-- start of Record list --

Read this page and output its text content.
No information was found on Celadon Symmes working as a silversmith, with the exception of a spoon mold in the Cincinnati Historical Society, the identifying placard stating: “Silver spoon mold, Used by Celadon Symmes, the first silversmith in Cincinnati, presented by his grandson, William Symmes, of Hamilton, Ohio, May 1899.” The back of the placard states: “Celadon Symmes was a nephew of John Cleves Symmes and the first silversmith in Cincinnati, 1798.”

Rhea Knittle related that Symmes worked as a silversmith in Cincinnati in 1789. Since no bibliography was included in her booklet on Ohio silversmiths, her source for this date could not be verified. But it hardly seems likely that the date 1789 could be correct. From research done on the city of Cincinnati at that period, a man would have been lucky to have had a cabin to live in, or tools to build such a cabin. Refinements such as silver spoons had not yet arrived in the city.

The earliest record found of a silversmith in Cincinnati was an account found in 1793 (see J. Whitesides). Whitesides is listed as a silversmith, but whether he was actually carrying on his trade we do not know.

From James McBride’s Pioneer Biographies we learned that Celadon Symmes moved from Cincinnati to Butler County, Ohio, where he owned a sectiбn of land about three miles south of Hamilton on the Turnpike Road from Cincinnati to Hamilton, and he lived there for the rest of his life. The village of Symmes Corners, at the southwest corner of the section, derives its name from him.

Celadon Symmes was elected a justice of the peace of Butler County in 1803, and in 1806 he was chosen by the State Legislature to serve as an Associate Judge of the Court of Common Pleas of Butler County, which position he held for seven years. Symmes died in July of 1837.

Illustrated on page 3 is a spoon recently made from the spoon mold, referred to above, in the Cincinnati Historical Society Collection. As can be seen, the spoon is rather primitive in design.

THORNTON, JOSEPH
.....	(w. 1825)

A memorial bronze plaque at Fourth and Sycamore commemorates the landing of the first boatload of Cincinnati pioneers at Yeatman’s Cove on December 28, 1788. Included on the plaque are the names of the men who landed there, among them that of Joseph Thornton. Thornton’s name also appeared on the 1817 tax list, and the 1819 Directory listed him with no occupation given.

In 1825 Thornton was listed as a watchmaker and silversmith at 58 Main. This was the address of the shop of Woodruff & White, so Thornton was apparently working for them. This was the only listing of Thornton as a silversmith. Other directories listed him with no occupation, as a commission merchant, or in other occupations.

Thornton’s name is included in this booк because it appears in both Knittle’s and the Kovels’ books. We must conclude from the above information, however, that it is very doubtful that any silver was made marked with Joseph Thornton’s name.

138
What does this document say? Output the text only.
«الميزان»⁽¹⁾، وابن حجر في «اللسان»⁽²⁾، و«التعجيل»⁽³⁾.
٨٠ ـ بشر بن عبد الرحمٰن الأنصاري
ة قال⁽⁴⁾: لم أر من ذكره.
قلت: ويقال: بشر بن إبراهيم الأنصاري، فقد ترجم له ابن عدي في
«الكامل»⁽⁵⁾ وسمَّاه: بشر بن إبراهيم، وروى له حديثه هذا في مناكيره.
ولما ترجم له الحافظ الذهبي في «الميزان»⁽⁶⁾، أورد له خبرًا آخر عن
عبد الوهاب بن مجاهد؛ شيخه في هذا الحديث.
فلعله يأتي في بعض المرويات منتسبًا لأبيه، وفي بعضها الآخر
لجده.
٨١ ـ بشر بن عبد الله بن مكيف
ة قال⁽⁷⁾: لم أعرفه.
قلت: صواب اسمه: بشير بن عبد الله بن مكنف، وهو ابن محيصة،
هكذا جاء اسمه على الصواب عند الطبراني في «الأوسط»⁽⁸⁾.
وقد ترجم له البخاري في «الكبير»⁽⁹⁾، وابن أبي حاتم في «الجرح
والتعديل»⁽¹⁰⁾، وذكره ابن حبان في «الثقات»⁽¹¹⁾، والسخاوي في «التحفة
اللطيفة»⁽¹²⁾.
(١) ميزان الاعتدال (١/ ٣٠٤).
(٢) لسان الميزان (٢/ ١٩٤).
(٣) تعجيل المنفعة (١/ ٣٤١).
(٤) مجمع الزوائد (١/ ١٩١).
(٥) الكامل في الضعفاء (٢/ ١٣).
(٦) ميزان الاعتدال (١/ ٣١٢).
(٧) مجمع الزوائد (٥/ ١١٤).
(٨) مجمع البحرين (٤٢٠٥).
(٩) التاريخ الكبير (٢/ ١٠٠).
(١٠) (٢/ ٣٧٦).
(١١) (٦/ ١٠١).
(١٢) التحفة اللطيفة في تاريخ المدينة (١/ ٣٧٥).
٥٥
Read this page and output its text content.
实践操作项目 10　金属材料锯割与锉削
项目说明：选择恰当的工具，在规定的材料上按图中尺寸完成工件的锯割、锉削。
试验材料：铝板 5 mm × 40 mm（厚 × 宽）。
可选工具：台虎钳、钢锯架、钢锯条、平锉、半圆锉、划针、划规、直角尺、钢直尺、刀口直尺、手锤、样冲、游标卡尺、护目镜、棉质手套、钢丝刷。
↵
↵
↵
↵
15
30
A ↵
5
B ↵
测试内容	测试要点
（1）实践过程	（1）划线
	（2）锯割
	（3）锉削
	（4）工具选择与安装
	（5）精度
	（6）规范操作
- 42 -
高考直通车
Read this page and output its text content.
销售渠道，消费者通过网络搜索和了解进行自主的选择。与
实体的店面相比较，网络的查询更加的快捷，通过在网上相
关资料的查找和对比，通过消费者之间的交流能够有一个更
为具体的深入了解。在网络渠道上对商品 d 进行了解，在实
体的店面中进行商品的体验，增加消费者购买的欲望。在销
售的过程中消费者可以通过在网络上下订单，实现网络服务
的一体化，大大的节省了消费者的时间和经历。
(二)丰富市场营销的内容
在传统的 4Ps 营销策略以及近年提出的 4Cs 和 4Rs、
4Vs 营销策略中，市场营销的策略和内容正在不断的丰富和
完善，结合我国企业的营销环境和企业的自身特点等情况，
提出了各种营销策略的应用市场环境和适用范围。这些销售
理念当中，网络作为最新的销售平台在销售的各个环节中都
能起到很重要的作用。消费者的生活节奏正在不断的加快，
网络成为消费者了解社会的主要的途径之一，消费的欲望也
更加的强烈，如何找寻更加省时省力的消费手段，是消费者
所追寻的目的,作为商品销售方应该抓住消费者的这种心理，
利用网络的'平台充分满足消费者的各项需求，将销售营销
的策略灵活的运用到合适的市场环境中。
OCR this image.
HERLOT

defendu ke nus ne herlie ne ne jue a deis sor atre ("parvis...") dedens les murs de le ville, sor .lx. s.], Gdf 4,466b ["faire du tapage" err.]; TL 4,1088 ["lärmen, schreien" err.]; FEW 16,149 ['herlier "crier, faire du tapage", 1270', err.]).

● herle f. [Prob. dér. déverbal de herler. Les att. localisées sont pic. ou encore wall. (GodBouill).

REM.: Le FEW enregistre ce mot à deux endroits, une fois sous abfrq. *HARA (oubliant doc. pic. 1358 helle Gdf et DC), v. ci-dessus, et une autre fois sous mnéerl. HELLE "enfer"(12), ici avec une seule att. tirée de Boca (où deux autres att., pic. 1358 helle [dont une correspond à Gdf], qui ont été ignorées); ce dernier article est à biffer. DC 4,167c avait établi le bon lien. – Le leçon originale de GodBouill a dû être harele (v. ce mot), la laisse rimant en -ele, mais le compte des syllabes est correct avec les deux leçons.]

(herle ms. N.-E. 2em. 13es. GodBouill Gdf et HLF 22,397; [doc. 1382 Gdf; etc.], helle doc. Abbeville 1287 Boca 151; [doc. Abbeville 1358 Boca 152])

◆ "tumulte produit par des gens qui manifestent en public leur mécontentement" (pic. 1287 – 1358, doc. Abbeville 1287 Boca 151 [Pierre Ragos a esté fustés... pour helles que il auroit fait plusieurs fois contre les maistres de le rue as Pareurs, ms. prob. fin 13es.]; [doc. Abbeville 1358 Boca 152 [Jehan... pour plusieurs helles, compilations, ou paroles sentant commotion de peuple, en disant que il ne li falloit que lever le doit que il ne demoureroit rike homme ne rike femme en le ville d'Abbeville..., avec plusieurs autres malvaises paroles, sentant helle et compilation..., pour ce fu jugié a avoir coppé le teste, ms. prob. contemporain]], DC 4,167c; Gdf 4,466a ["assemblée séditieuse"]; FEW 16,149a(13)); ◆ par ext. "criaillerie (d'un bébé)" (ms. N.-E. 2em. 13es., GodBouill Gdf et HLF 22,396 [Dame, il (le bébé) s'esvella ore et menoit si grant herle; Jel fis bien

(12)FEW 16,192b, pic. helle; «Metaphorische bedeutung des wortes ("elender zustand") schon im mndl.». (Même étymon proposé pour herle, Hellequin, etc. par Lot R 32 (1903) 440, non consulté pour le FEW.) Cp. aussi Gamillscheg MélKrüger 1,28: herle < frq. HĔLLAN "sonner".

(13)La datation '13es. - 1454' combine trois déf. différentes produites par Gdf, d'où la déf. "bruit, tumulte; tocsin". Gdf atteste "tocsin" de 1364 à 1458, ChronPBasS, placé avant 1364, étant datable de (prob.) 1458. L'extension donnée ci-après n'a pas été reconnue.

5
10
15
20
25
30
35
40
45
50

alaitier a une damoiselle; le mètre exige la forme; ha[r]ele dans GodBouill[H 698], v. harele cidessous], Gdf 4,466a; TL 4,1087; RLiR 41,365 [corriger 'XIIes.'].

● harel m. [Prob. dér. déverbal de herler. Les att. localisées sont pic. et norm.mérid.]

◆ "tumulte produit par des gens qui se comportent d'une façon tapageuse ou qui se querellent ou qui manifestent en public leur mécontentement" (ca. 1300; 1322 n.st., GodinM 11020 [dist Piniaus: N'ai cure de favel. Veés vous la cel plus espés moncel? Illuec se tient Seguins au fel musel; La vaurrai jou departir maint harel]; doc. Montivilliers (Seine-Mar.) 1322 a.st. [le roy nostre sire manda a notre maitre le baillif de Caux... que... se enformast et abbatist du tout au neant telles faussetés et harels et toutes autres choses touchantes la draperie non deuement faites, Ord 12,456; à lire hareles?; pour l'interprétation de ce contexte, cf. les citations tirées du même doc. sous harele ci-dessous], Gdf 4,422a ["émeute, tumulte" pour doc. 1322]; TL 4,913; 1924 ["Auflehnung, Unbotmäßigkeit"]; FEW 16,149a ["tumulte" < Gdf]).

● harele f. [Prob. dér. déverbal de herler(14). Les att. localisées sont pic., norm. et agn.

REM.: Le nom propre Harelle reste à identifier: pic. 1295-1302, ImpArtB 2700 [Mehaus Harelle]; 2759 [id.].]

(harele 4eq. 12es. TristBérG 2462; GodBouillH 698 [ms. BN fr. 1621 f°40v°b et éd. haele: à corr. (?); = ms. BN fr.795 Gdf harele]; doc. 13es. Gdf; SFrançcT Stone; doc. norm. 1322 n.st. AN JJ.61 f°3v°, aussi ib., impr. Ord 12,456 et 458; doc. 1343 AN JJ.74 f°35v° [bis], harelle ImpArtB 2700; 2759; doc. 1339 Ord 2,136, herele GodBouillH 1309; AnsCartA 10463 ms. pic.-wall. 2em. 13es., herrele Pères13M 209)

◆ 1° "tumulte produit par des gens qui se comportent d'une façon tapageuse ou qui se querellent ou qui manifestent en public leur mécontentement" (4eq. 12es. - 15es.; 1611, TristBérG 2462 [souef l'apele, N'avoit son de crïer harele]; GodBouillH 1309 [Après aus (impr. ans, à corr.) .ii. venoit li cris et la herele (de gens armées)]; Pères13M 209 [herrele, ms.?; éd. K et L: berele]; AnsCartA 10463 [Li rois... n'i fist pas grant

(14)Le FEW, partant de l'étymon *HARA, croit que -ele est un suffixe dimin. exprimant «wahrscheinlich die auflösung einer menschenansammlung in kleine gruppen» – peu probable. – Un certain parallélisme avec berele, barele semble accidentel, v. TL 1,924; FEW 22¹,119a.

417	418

-- end of Record list --

◆ Work to complete
Read through the lines above and collect those that contain the string "impr".

◆ Task solution
(harele 4eq. 12es. TristBérG 2462; GodBouillH 698 [ms. BN fr. 1621 f°40v°b et éd. haele: à corr. (?); = ms. BN fr.795 Gdf harele]; doc. 13es. Gdf; SFrançcT Stone; doc. norm. 1322 n.st. AN JJ.61 f°3v°, aussi ib., impr. Ord 12,456 et 458; doc. 1343 AN JJ.74 f°35v° [bis], harelle ImpArtB 2700; 2759; doc. 1339 Ord 2,136, herele GodBouillH 1309; AnsCartA 10463 ms. pic.-wall. 2em. 13es., herrele Pères13M 209)
◆ 1° "tumulte produit par des gens qui se comportent d'une façon tapageuse ou qui se querellent ou qui manifestent en public leur mécontentement" (4eq. 12es. - 15es.; 1611, TristBérG 2462 [souef l'apele, N'avoit son de crïer harele]; GodBouillH 1309 [Après aus (impr. ans, à corr.) .ii. venoit li cris et la herele (de gens armées)]; Pères13M 209 [herrele, ms.?; éd. K et L: berele]; AnsCartA 10463 [Li rois... n'i fist pas grant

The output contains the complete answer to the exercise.